_GOAL:_ Write out each line of the material again, word for word.

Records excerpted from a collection
================

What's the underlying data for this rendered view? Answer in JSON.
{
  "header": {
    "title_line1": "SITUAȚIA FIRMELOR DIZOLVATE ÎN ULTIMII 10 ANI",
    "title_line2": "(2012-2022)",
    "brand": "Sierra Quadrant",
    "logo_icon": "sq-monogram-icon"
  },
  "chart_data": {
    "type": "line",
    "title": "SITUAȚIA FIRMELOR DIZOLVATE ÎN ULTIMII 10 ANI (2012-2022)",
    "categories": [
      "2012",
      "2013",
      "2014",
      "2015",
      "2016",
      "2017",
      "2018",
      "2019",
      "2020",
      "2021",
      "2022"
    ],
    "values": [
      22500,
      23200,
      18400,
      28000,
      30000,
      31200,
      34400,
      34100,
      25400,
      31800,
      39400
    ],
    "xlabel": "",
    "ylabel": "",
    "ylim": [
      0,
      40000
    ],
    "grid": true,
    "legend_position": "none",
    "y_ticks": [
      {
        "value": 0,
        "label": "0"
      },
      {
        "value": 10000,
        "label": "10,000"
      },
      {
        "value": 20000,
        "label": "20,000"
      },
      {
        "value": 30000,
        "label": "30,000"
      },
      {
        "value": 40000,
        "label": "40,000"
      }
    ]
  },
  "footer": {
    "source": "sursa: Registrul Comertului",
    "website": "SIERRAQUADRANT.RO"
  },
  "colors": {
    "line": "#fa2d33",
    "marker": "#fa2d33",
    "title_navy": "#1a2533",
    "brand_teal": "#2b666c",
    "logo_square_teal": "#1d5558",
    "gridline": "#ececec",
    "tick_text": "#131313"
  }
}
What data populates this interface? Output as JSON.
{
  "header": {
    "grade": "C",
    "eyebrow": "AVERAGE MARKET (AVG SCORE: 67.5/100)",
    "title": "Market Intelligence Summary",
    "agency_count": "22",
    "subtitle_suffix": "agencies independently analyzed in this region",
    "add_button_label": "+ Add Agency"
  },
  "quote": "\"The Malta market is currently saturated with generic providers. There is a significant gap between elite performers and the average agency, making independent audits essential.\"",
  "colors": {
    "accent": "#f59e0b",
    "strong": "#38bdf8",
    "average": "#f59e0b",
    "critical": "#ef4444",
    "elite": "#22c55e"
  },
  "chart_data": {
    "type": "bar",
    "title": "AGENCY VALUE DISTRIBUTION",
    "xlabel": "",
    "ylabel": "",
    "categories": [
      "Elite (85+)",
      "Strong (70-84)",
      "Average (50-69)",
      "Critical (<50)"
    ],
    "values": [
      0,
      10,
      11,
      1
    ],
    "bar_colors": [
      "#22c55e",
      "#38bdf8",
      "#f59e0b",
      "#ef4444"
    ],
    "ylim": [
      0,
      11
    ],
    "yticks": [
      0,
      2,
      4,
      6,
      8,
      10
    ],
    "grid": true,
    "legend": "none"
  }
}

================

_SOLVED PROBLEM:_
What's the underlying data for this rendered view? Answer in JSON.
{
  "header": {
    "title_line1": "SITUAȚIA FIRMELOR DIZOLVATE ÎN ULTIMII 10 ANI",
    "title_line2": "(2012-2022)",
    "brand": "Sierra Quadrant",
    "logo_icon": "sq-monogram-icon"
  },
  "chart_data": {
    "type": "line",
    "title": "SITUAȚIA FIRMELOR DIZOLVATE ÎN ULTIMII 10 ANI (2012-2022)",
    "categories": [
      "2012",
      "2013",
      "2014",
      "2015",
      "2016",
      "2017",
      "2018",
      "2019",
      "2020",
      "2021",
      "2022"
    ],
    "values": [
      22500,
      23200,
      18400,
      28000,
      30000,
      31200,
      34400,
      34100,
      25400,
      31800,
      39400
    ],
    "xlabel": "",
    "ylabel": "",
    "ylim": [
      0,
      40000
    ],
    "grid": true,
    "legend_position": "none",
    "y_ticks": [
      {
        "value": 0,
        "label": "0"
      },
      {
        "value": 10000,
        "label": "10,000"
      },
      {
        "value": 20000,
        "label": "20,000"
      },
      {
        "value": 30000,
        "label": "30,000"
      },
      {
        "value": 40000,
        "label": "40,000"
      }
    ]
  },
  "footer": {
    "source": "sursa: Registrul Comertului",
    "website": "SIERRAQUADRANT.RO"
  },
  "colors": {
    "line": "#fa2d33",
    "marker": "#fa2d33",
    "title_navy": "#1a2533",
    "brand_teal": "#2b666c",
    "logo_square_teal": "#1d5558",
    "gridline": "#ececec",
    "tick_text": "#131313"
  }
}
What data populates this interface? Output as JSON.
{
  "header": {
    "grade": "C",
    "eyebrow": "AVERAGE MARKET (AVG SCORE: 67.5/100)",
    "title": "Market Intelligence Summary",
    "agency_count": "22",
    "subtitle_suffix": "agencies independently analyzed in this region",
    "add_button_label": "+ Add Agency"
  },
  "quote": "\"The Malta market is currently saturated with generic providers. There is a significant gap between elite performers and the average agency, making independent audits essential.\"",
  "colors": {
    "accent": "#f59e0b",
    "strong": "#38bdf8",
    "average": "#f59e0b",
    "critical": "#ef4444",
    "elite": "#22c55e"
  },
  "chart_data": {
    "type": "bar",
    "title": "AGENCY VALUE DISTRIBUTION",
    "xlabel": "",
    "ylabel": "",
    "categories": [
      "Elite (85+)",
      "Strong (70-84)",
      "Average (50-69)",
      "Critical (<50)"
    ],
    "values": [
      0,
      10,
      11,
      1
    ],
    "bar_colors": [
      "#22c55e",
      "#38bdf8",
      "#f59e0b",
      "#ef4444"
    ],
    "ylim": [
      0,
      11
    ],
    "yticks": [
      0,
      2,
      4,
      6,
      8,
      10
    ],
    "grid": true,
    "legend": "none"
  }
}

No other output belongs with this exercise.